━━━ Data rows

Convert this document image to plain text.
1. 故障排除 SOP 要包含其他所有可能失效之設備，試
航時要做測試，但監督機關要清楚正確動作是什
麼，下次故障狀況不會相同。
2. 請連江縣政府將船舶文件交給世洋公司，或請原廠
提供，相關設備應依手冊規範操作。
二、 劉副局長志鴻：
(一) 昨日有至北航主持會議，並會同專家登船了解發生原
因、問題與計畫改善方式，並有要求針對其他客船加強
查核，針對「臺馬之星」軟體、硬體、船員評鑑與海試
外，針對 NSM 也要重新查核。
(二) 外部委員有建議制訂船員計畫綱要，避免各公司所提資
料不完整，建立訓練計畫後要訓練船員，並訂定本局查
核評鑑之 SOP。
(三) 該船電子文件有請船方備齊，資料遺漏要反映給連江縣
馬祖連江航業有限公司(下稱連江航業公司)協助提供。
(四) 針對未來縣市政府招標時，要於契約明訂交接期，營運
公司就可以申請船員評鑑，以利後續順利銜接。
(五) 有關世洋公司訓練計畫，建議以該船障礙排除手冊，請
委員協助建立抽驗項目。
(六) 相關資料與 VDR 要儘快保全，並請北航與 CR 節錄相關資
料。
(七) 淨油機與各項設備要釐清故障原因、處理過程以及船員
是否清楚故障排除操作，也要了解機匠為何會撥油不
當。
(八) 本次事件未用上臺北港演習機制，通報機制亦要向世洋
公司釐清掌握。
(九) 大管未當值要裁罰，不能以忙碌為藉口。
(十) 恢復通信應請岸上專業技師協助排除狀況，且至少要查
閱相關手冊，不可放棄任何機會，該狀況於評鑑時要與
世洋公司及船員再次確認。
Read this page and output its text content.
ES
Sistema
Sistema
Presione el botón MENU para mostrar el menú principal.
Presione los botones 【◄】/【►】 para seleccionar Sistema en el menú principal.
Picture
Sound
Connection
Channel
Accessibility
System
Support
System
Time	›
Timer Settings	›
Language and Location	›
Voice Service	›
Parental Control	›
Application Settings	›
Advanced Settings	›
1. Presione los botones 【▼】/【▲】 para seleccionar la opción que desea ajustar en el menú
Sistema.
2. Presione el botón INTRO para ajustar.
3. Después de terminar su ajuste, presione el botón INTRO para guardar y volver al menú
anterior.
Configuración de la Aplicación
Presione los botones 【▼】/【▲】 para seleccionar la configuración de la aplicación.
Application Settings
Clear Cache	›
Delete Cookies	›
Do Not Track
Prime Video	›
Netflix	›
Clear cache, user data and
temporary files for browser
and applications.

━━━━━━

Work to do => Count each line where the string "ajustar" occurs, and write only the number.

Result of this exercise => 2